GIVEN ENTRIES ::
* * * * * * * * *

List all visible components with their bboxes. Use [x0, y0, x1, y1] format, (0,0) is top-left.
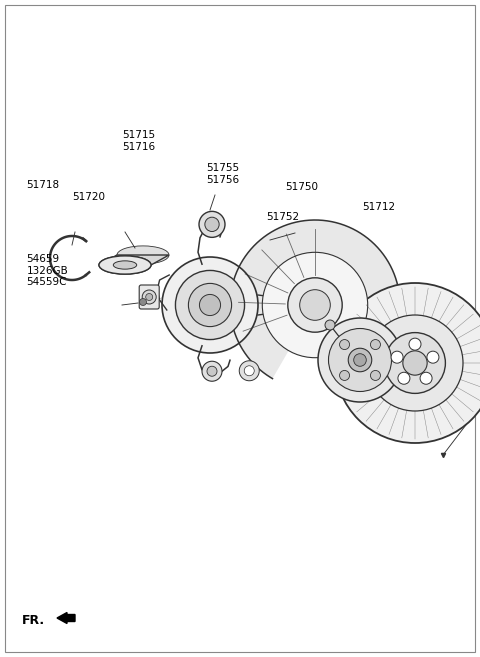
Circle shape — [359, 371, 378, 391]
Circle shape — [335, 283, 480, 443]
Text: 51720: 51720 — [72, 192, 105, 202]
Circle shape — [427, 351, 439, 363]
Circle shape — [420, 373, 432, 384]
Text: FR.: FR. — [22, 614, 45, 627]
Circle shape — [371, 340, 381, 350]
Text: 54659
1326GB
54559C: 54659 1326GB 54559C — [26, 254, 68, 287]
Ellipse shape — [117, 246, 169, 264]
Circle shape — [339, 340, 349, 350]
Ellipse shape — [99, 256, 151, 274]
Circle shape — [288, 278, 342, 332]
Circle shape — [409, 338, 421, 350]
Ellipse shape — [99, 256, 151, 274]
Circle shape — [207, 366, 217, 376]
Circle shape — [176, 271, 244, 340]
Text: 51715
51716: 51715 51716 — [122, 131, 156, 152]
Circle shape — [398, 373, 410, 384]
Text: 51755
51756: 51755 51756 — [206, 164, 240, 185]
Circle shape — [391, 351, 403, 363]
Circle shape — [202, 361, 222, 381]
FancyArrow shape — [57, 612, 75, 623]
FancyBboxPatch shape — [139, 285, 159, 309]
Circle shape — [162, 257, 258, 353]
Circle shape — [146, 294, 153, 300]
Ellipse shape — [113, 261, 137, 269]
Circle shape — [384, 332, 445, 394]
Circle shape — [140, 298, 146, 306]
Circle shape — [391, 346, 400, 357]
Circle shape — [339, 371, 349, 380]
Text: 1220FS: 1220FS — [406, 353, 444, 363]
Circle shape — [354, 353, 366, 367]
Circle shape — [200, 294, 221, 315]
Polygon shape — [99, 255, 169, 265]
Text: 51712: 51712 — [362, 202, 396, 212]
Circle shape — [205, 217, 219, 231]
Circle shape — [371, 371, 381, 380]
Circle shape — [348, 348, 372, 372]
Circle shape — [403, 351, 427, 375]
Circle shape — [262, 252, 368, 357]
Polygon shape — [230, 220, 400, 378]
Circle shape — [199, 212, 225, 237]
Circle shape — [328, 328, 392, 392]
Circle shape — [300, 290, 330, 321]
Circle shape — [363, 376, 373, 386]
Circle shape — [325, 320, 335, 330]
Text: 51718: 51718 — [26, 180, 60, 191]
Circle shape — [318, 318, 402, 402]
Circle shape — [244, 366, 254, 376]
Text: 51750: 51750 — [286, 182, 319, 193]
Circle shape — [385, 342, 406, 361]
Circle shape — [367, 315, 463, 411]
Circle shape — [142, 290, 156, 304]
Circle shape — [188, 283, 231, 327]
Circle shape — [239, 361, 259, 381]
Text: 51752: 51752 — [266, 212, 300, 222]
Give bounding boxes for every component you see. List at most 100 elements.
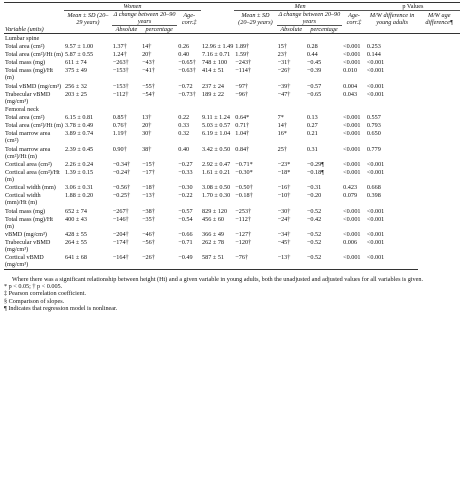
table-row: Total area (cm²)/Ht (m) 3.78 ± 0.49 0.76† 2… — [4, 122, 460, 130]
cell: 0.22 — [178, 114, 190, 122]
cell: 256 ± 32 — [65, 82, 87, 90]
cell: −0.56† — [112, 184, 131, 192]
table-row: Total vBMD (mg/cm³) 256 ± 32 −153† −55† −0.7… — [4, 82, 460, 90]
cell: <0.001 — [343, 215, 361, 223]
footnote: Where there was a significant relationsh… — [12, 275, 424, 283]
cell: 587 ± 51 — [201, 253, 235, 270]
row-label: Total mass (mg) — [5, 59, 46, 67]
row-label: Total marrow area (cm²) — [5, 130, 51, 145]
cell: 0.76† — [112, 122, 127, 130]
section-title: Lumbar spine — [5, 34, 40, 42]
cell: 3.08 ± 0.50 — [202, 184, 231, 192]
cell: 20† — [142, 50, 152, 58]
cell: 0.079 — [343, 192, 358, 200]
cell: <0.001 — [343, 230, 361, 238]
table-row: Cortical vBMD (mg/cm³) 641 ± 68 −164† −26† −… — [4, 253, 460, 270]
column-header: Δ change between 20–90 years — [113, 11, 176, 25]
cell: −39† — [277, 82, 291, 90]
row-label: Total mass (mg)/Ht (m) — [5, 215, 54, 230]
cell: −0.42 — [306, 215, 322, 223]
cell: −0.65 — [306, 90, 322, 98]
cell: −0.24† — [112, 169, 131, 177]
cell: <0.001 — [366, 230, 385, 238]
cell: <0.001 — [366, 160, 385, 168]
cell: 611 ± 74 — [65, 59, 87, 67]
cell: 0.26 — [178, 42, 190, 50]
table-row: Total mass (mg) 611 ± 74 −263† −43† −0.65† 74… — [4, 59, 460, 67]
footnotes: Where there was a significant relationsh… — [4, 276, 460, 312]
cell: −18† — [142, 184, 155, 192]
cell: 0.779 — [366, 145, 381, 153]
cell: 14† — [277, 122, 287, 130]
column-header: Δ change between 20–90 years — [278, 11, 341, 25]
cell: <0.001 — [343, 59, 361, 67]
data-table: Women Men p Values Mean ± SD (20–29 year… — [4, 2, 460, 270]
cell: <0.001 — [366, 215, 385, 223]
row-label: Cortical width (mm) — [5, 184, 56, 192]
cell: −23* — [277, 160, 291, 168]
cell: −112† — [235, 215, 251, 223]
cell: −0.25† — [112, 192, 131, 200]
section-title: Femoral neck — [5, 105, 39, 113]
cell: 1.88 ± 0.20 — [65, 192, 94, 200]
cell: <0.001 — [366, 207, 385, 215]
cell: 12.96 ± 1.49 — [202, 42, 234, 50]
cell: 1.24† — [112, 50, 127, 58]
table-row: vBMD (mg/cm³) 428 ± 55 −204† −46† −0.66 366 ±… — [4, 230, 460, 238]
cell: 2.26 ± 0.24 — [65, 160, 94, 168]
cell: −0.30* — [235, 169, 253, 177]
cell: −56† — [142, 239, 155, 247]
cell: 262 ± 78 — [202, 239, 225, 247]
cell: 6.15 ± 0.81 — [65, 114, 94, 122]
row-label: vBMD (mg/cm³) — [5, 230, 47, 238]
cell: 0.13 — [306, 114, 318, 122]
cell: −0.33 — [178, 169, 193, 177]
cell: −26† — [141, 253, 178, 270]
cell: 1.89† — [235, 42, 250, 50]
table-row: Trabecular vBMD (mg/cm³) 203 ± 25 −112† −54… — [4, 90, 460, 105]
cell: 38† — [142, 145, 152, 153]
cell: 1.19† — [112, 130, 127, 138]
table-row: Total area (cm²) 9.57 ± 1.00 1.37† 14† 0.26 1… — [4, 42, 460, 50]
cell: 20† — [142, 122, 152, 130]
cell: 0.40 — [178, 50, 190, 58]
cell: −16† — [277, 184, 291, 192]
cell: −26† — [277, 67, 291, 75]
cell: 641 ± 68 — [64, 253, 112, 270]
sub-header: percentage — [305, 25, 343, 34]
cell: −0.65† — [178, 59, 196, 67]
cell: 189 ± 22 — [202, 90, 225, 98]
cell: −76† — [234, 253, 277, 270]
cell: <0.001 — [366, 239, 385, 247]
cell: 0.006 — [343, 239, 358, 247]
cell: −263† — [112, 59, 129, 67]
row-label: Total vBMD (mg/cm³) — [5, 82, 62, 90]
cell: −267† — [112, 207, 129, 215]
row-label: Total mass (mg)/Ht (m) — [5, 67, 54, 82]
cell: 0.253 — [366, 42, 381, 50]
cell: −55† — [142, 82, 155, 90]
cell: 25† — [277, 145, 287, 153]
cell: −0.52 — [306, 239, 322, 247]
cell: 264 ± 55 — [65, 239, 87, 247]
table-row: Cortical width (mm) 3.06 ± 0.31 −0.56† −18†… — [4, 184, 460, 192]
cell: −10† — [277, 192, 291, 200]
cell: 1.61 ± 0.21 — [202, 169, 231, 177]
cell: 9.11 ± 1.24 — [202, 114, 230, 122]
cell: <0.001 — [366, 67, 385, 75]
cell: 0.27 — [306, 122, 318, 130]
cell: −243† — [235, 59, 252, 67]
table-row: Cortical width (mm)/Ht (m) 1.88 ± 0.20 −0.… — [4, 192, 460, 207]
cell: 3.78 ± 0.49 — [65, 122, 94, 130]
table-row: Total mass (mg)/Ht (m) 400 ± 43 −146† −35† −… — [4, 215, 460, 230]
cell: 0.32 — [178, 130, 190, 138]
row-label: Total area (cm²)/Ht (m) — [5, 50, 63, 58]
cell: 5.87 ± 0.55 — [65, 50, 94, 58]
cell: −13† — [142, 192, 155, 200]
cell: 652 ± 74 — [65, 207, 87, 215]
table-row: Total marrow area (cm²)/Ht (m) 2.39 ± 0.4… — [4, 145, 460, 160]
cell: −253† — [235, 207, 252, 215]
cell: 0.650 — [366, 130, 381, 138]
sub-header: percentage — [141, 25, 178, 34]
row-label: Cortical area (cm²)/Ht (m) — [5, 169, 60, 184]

* * * * * * * * *

INSTRUCTIONS TO FOLLOW ::
Copy out the material from the line with "Circle shape — [359, 371, 378, 391]" up to and including the line with "Polygon shape — [99, 255, 169, 265]", reproducing each line as it appears.

FULL ANSWER ::
Circle shape — [359, 371, 378, 391]
Circle shape — [335, 283, 480, 443]
Text: 51720: 51720 — [72, 192, 105, 202]
Circle shape — [427, 351, 439, 363]
Circle shape — [420, 373, 432, 384]
Text: FR.: FR. — [22, 614, 45, 627]
Circle shape — [371, 340, 381, 350]
Text: 54659
1326GB
54559C: 54659 1326GB 54559C — [26, 254, 68, 287]
Ellipse shape — [117, 246, 169, 264]
Circle shape — [339, 340, 349, 350]
Ellipse shape — [99, 256, 151, 274]
Circle shape — [288, 278, 342, 332]
Circle shape — [409, 338, 421, 350]
Ellipse shape — [99, 256, 151, 274]
Circle shape — [207, 366, 217, 376]
Circle shape — [176, 271, 244, 340]
Text: 51715
51716: 51715 51716 — [122, 131, 156, 152]
Circle shape — [398, 373, 410, 384]
Text: 51755
51756: 51755 51756 — [206, 164, 240, 185]
Circle shape — [391, 351, 403, 363]
Circle shape — [202, 361, 222, 381]
FancyArrow shape — [57, 612, 75, 623]
FancyBboxPatch shape — [139, 285, 159, 309]
Circle shape — [162, 257, 258, 353]
Circle shape — [146, 294, 153, 300]
Ellipse shape — [113, 261, 137, 269]
Circle shape — [384, 332, 445, 394]
Circle shape — [140, 298, 146, 306]
Circle shape — [391, 346, 400, 357]
Circle shape — [339, 371, 349, 380]
Text: 1220FS: 1220FS — [406, 353, 444, 363]
Circle shape — [354, 353, 366, 367]
Circle shape — [200, 294, 221, 315]
Polygon shape — [99, 255, 169, 265]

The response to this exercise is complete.